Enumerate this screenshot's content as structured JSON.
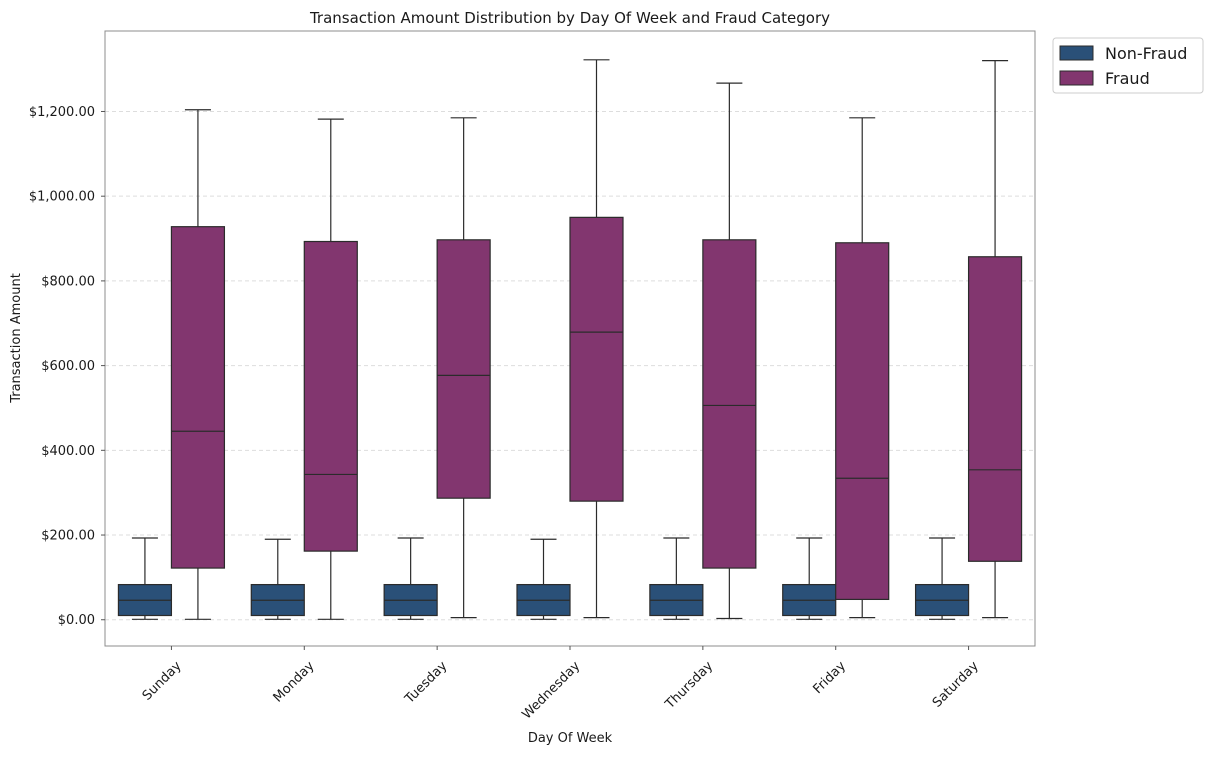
{
  "chart_data": {
    "type": "box",
    "title": "Transaction Amount Distribution by Day Of Week and Fraud Category",
    "xlabel": "Day Of Week",
    "ylabel": "Transaction Amount",
    "categories": [
      "Sunday",
      "Monday",
      "Tuesday",
      "Wednesday",
      "Thursday",
      "Friday",
      "Saturday"
    ],
    "ylim": [
      -62,
      1390
    ],
    "yticks": [
      0,
      200,
      400,
      600,
      800,
      1000,
      1200
    ],
    "ytick_labels": [
      "$0.00",
      "$200.00",
      "$400.00",
      "$600.00",
      "$800.00",
      "$1,000.00",
      "$1,200.00"
    ],
    "grid": "horizontal-dashed",
    "legend_position": "outside-top-right",
    "series": [
      {
        "name": "Non-Fraud",
        "color": "#2a5078",
        "boxes": [
          {
            "min": 1,
            "q1": 10,
            "median": 46,
            "q3": 83,
            "max": 193
          },
          {
            "min": 1,
            "q1": 10,
            "median": 46,
            "q3": 83,
            "max": 190
          },
          {
            "min": 1,
            "q1": 10,
            "median": 46,
            "q3": 83,
            "max": 193
          },
          {
            "min": 1,
            "q1": 10,
            "median": 46,
            "q3": 83,
            "max": 190
          },
          {
            "min": 1,
            "q1": 10,
            "median": 46,
            "q3": 83,
            "max": 193
          },
          {
            "min": 1,
            "q1": 10,
            "median": 46,
            "q3": 83,
            "max": 193
          },
          {
            "min": 1,
            "q1": 10,
            "median": 46,
            "q3": 83,
            "max": 193
          }
        ]
      },
      {
        "name": "Fraud",
        "color": "#82366f",
        "boxes": [
          {
            "min": 1,
            "q1": 122,
            "median": 445,
            "q3": 928,
            "max": 1204
          },
          {
            "min": 1,
            "q1": 162,
            "median": 343,
            "q3": 893,
            "max": 1182
          },
          {
            "min": 5,
            "q1": 287,
            "median": 577,
            "q3": 897,
            "max": 1185
          },
          {
            "min": 5,
            "q1": 280,
            "median": 679,
            "q3": 950,
            "max": 1322
          },
          {
            "min": 3,
            "q1": 122,
            "median": 506,
            "q3": 897,
            "max": 1267
          },
          {
            "min": 5,
            "q1": 48,
            "median": 334,
            "q3": 890,
            "max": 1185
          },
          {
            "min": 5,
            "q1": 138,
            "median": 354,
            "q3": 857,
            "max": 1320
          }
        ]
      }
    ]
  }
}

### STATED PROBLEM
Reproduce each line from the records that contains the word "Transaction".

### RESPONSE
    "title": "Transaction Amount Distribution by Day Of Week and Fraud Category",
    "ylabel": "Transaction Amount",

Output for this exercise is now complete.